>>

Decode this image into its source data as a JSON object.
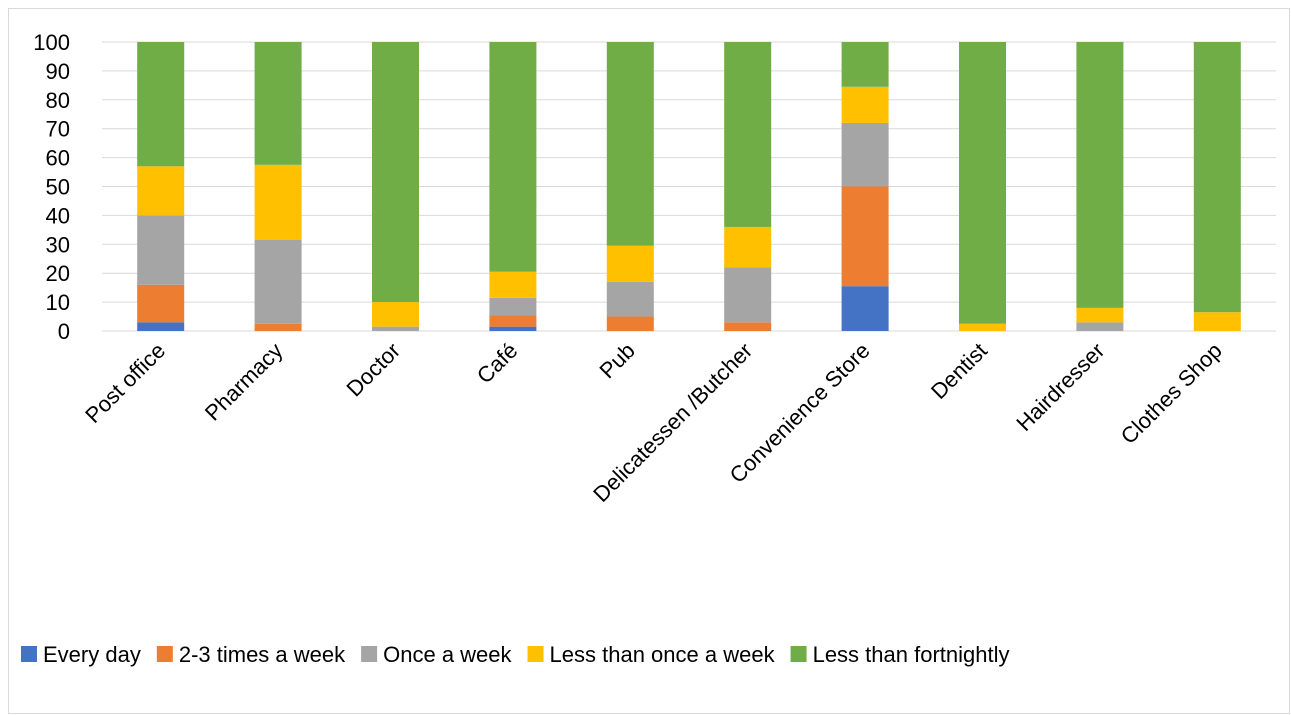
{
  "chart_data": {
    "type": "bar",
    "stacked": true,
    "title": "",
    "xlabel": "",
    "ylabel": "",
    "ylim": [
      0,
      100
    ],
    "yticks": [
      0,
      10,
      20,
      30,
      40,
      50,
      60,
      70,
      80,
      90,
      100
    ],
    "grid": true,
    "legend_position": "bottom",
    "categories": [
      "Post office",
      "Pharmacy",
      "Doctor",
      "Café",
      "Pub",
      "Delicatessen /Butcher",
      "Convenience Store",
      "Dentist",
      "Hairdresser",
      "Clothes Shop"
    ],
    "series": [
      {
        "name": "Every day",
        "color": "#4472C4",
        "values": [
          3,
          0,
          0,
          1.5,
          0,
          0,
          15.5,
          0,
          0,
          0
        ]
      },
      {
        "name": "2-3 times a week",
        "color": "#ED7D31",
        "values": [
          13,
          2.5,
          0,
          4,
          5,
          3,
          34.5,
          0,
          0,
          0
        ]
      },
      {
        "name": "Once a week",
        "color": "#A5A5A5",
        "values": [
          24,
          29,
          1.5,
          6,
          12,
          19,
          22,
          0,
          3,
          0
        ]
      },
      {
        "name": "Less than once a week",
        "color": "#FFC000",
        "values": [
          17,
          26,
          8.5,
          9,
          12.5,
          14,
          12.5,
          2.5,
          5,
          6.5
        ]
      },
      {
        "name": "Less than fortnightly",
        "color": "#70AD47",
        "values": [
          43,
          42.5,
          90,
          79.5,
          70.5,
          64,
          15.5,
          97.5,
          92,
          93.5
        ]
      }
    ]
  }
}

<<
>>

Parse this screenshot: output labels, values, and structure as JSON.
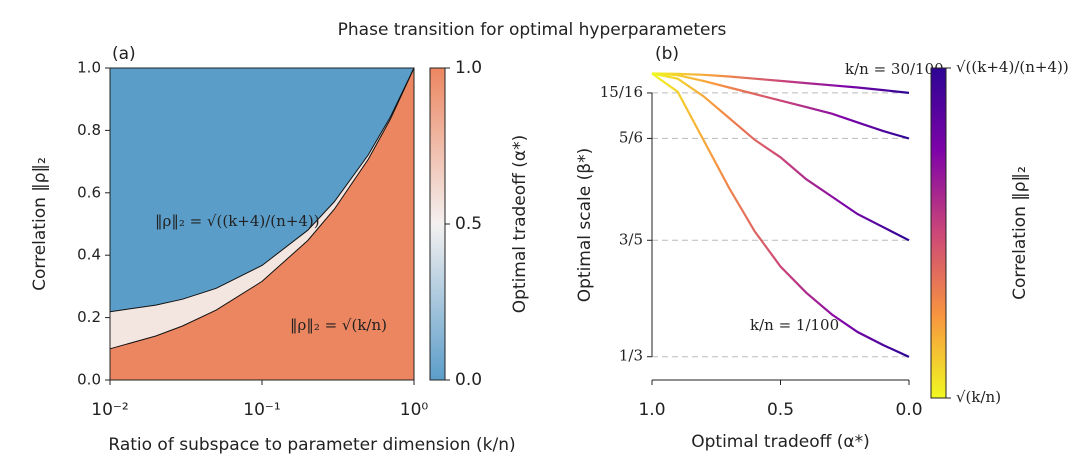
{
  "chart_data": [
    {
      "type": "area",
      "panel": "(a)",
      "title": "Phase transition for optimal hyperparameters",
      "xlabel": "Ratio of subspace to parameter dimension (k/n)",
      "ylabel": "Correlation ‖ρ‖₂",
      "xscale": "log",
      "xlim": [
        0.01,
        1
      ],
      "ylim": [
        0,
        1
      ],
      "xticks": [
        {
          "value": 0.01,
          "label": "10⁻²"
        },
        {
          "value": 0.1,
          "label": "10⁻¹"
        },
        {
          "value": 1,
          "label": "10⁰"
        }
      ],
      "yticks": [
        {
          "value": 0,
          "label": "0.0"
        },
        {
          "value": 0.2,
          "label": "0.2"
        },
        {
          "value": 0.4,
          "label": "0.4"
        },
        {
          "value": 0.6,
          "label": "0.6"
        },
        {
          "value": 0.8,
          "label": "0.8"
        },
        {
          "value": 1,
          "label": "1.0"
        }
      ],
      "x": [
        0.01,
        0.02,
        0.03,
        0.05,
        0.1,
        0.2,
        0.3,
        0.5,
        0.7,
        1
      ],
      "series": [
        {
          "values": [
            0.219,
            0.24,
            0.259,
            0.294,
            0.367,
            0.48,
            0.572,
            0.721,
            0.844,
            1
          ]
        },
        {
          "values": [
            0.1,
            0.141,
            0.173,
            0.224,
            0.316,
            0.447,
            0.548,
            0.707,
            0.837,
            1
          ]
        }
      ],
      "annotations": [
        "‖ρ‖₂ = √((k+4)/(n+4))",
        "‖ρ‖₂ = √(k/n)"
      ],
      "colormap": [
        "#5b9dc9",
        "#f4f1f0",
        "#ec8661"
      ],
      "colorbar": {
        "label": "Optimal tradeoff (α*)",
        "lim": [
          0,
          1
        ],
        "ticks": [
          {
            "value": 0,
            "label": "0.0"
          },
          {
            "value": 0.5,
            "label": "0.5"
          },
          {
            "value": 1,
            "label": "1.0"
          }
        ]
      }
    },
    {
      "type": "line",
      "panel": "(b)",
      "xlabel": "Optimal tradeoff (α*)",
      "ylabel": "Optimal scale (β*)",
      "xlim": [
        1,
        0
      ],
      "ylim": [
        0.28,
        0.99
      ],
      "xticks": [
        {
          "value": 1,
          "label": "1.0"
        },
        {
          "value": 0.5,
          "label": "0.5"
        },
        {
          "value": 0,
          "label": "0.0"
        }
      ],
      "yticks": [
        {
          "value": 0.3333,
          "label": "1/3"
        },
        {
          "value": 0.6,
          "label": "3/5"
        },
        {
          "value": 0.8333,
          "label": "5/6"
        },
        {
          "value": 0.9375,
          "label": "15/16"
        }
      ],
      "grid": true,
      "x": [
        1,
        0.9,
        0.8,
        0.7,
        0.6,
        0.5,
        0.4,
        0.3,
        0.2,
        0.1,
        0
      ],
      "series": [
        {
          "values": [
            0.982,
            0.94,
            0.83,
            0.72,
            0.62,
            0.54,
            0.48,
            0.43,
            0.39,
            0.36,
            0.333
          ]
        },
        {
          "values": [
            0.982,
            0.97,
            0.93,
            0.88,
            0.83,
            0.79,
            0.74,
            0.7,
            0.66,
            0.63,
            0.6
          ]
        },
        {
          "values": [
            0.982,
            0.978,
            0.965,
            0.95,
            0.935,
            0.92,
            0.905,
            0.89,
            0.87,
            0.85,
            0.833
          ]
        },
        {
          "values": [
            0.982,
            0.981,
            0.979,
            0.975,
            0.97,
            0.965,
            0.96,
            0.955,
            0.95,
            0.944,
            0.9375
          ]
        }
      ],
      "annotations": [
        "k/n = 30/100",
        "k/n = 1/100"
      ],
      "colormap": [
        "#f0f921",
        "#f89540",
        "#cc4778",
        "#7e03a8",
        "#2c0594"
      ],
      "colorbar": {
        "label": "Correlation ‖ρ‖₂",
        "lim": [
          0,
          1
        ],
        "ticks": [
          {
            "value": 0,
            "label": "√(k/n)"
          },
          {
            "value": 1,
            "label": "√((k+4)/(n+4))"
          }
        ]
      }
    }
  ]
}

<<

> SET PROBLEM
Scan the listing above for the word "than" and show each line where it is found.

> TASK OUTPUT
        "name": "Less than once a week",
        "name": "Less than fortnightly",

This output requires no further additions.